Copy out every line exactly, passing over the pictures.

(Saved entries)

※

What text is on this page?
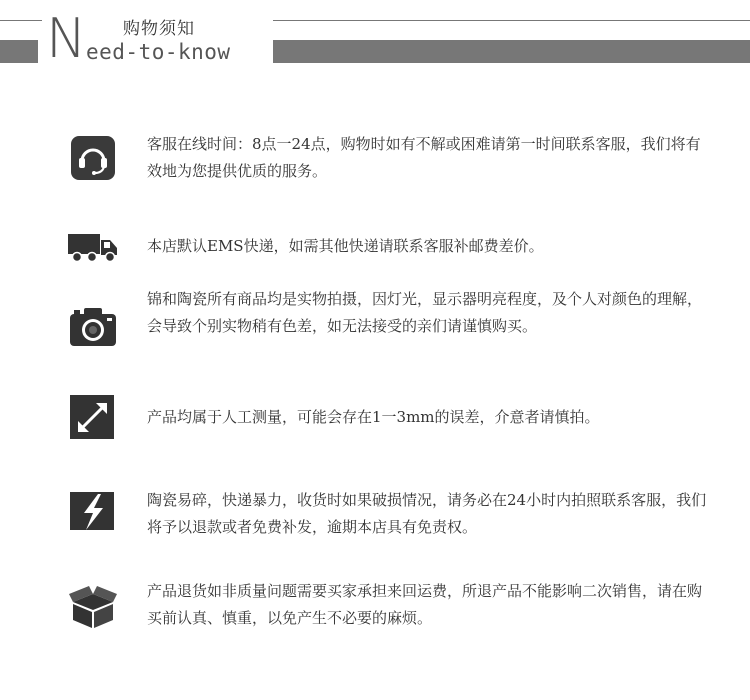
N 购物须知
eed-to-know
客服在线时间：8点一24点，购物时如有不解或困难请第一时间联系客服，我们将有效地为您提供优质的服务。
本店默认EMS快递，如需其他快递请联系客服补邮费差价。
锦和陶瓷所有商品均是实物拍摄，因灯光，显示器明亮程度，及个人对颜色的理解，会导致个别实物稍有色差，如无法接受的亲们请谨慎购买。
产品均属于人工测量，可能会存在1一3mm的误差，介意者请慎拍。
陶瓷易碎，快递暴力，收货时如果破损情况，请务必在24小时内拍照联系客服，我们将予以退款或者免费补发，逾期本店具有免责权。
产品退货如非质量问题需要买家承担来回运费，所退产品不能影响二次销售，请在购买前认真、慎重，以免产生不必要的麻烦。
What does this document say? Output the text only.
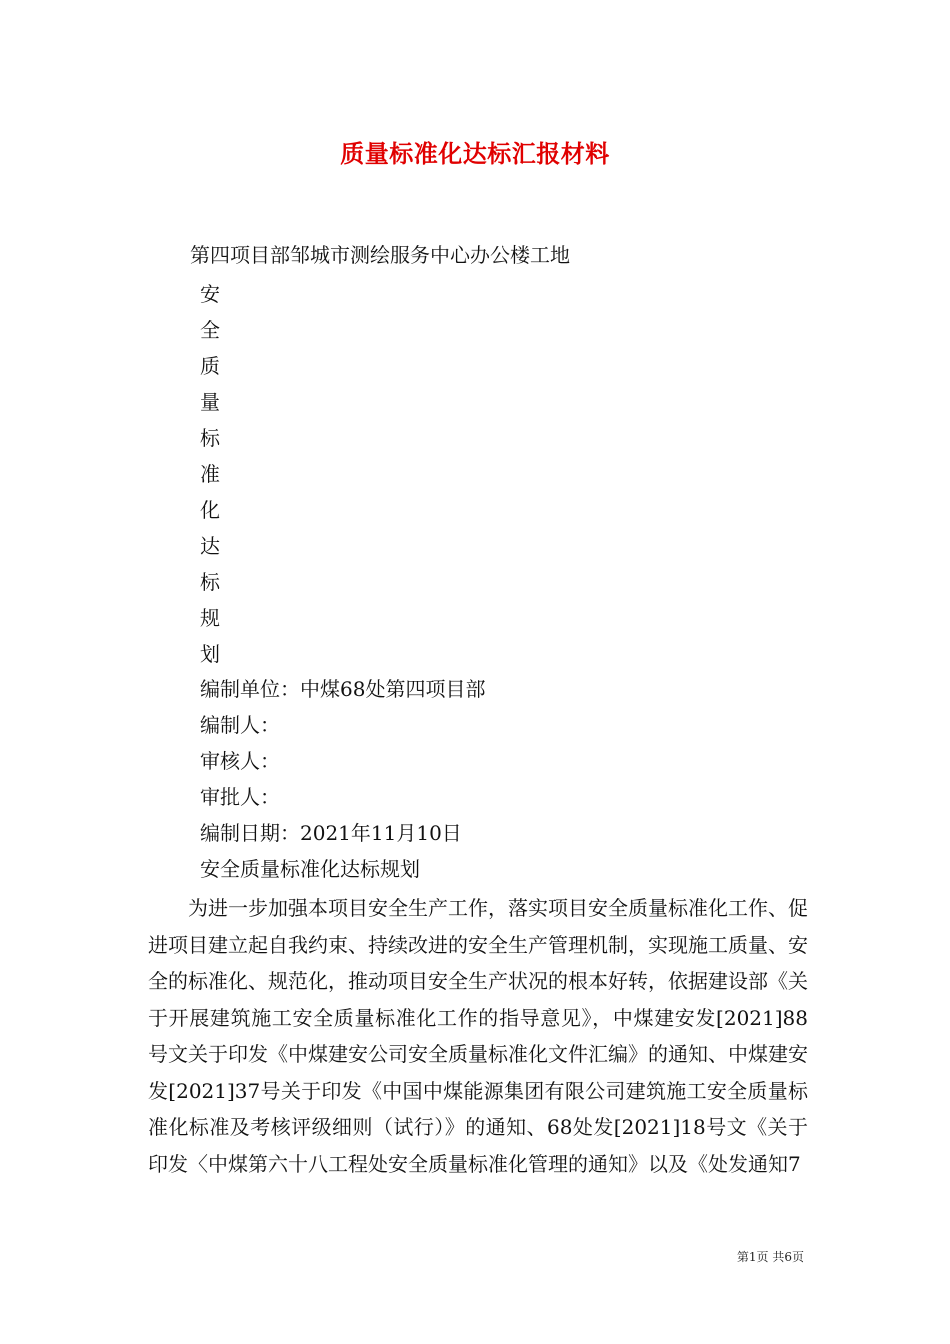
质量标准化达标汇报材料
第四项目部邹城市测绘服务中心办公楼工地
安
全
质
量
标
准
化
达
标
规
划
编制单位：中煤68处第四项目部
编制人：
审核人：
审批人：
编制日期：2021年11月10日
安全质量标准化达标规划

为进一步加强本项目安全生产工作，落实项目安全质量标准化工作、促进项目建立起自我约束、持续改进的安全生产管理机制，实现施工质量、安全的标准化、规范化，推动项目安全生产状况的根本好转，依据建设部《关于开展建筑施工安全质量标准化工作的指导意见》，中煤建安发[2021]88号文关于印发《中煤建安公司安全质量标准化文件汇编》的通知、中煤建安发[2021]37号关于印发《中国中煤能源集团有限公司建筑施工安全质量标准化标准及考核评级细则（试行）》的通知、68处发[2021]18号文《关于印发〈中煤第六十八工程处安全质量标准化管理的通知》以及《处发通知7

第1页 共6页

※

* **Result of the task**
What text is on this page?
N 购物须知
eed-to-know
客服在线时间：8点一24点，购物时如有不解或困难请第一时间联系客服，我们将有效地为您提供优质的服务。
本店默认EMS快递，如需其他快递请联系客服补邮费差价。
锦和陶瓷所有商品均是实物拍摄，因灯光，显示器明亮程度，及个人对颜色的理解，会导致个别实物稍有色差，如无法接受的亲们请谨慎购买。
产品均属于人工测量，可能会存在1一3mm的误差，介意者请慎拍。
陶瓷易碎，快递暴力，收货时如果破损情况，请务必在24小时内拍照联系客服，我们将予以退款或者免费补发，逾期本店具有免责权。
产品退货如非质量问题需要买家承担来回运费，所退产品不能影响二次销售，请在购买前认真、慎重，以免产生不必要的麻烦。
What does this document say? Output the text only.
质量标准化达标汇报材料
第四项目部邹城市测绘服务中心办公楼工地
安
全
质
量
标
准
化
达
标
规
划
编制单位：中煤68处第四项目部
编制人：
审核人：
审批人：
编制日期：2021年11月10日
安全质量标准化达标规划

为进一步加强本项目安全生产工作，落实项目安全质量标准化工作、促进项目建立起自我约束、持续改进的安全生产管理机制，实现施工质量、安全的标准化、规范化，推动项目安全生产状况的根本好转，依据建设部《关于开展建筑施工安全质量标准化工作的指导意见》，中煤建安发[2021]88号文关于印发《中煤建安公司安全质量标准化文件汇编》的通知、中煤建安发[2021]37号关于印发《中国中煤能源集团有限公司建筑施工安全质量标准化标准及考核评级细则（试行）》的通知、68处发[2021]18号文《关于印发〈中煤第六十八工程处安全质量标准化管理的通知》以及《处发通知7

第1页 共6页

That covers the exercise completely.